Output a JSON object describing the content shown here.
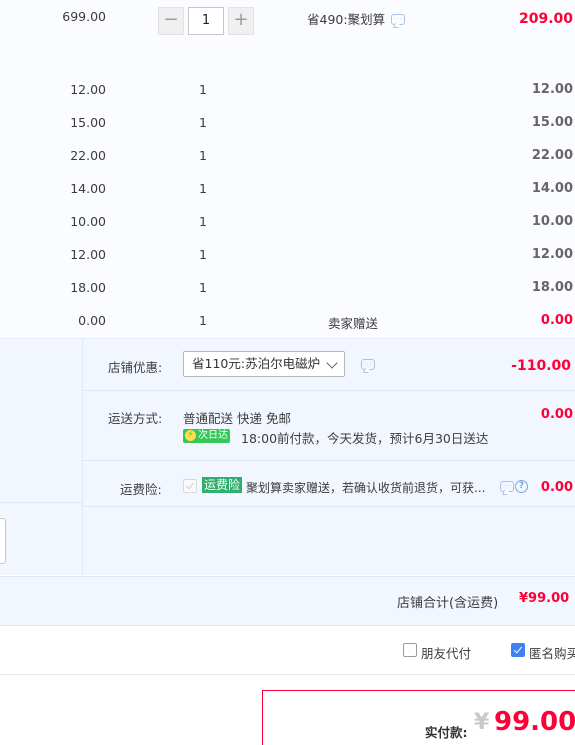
{
  "items": {
    "first": {
      "price": "699.00",
      "quantity": "1",
      "discount_text": "省490:聚划算",
      "subtotal": "209.00"
    },
    "rows": [
      {
        "price": "12.00",
        "quantity": "1",
        "note": "",
        "subtotal": "12.00"
      },
      {
        "price": "15.00",
        "quantity": "1",
        "note": "",
        "subtotal": "15.00"
      },
      {
        "price": "22.00",
        "quantity": "1",
        "note": "",
        "subtotal": "22.00"
      },
      {
        "price": "14.00",
        "quantity": "1",
        "note": "",
        "subtotal": "14.00"
      },
      {
        "price": "10.00",
        "quantity": "1",
        "note": "",
        "subtotal": "10.00"
      },
      {
        "price": "12.00",
        "quantity": "1",
        "note": "",
        "subtotal": "12.00"
      },
      {
        "price": "18.00",
        "quantity": "1",
        "note": "",
        "subtotal": "18.00"
      },
      {
        "price": "0.00",
        "quantity": "1",
        "note": "卖家赠送",
        "subtotal": "0.00"
      }
    ],
    "stepper": {
      "minus": "−",
      "plus": "+"
    }
  },
  "shop": {
    "coupon_label": "店铺优惠:",
    "coupon_selected": "省110元:苏泊尔电磁炉",
    "coupon_amount": "-110.00",
    "shipping_label": "运送方式:",
    "shipping_method": "普通配送 快递 免邮",
    "next_day_badge": "次日达",
    "shipping_note": "18:00前付款，今天发货，预计6月30日送达",
    "shipping_amount": "0.00",
    "insurance_label": "运费险:",
    "insurance_badge": "运费险",
    "insurance_text": "聚划算卖家赠送，若确认收货前退货，可获...",
    "insurance_amount": "0.00",
    "help_glyph": "?",
    "bolt_glyph": "⚡"
  },
  "total": {
    "label": "店铺合计(含运费)",
    "amount": "¥99.00"
  },
  "options": {
    "friend_pay": "朋友代付",
    "anonymous": "匿名购买",
    "anonymous_checked": true
  },
  "pay": {
    "label": "实付款:",
    "currency": "¥",
    "amount": "99.00"
  },
  "colors": {
    "accent_red": "#ff0036",
    "checkbox_blue": "#3b82f6",
    "next_day_green": "#35c859",
    "insurance_green": "#2fae6e"
  }
}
....................
Stated goal >>
Above are records to transcribe exactly; leave their pictures out.

Result >>
Output a JSON object describing the content shown here.
{
  "items": {
    "first": {
      "price": "699.00",
      "quantity": "1",
      "discount_text": "省490:聚划算",
      "subtotal": "209.00"
    },
    "rows": [
      {
        "price": "12.00",
        "quantity": "1",
        "note": "",
        "subtotal": "12.00"
      },
      {
        "price": "15.00",
        "quantity": "1",
        "note": "",
        "subtotal": "15.00"
      },
      {
        "price": "22.00",
        "quantity": "1",
        "note": "",
        "subtotal": "22.00"
      },
      {
        "price": "14.00",
        "quantity": "1",
        "note": "",
        "subtotal": "14.00"
      },
      {
        "price": "10.00",
        "quantity": "1",
        "note": "",
        "subtotal": "10.00"
      },
      {
        "price": "12.00",
        "quantity": "1",
        "note": "",
        "subtotal": "12.00"
      },
      {
        "price": "18.00",
        "quantity": "1",
        "note": "",
        "subtotal": "18.00"
      },
      {
        "price": "0.00",
        "quantity": "1",
        "note": "卖家赠送",
        "subtotal": "0.00"
      }
    ],
    "stepper": {
      "minus": "−",
      "plus": "+"
    }
  },
  "shop": {
    "coupon_label": "店铺优惠:",
    "coupon_selected": "省110元:苏泊尔电磁炉",
    "coupon_amount": "-110.00",
    "shipping_label": "运送方式:",
    "shipping_method": "普通配送 快递 免邮",
    "next_day_badge": "次日达",
    "shipping_note": "18:00前付款，今天发货，预计6月30日送达",
    "shipping_amount": "0.00",
    "insurance_label": "运费险:",
    "insurance_badge": "运费险",
    "insurance_text": "聚划算卖家赠送，若确认收货前退货，可获...",
    "insurance_amount": "0.00",
    "help_glyph": "?",
    "bolt_glyph": "⚡"
  },
  "total": {
    "label": "店铺合计(含运费)",
    "amount": "¥99.00"
  },
  "options": {
    "friend_pay": "朋友代付",
    "anonymous": "匿名购买",
    "anonymous_checked": true
  },
  "pay": {
    "label": "实付款:",
    "currency": "¥",
    "amount": "99.00"
  },
  "colors": {
    "accent_red": "#ff0036",
    "checkbox_blue": "#3b82f6",
    "next_day_green": "#35c859",
    "insurance_green": "#2fae6e"
  }
}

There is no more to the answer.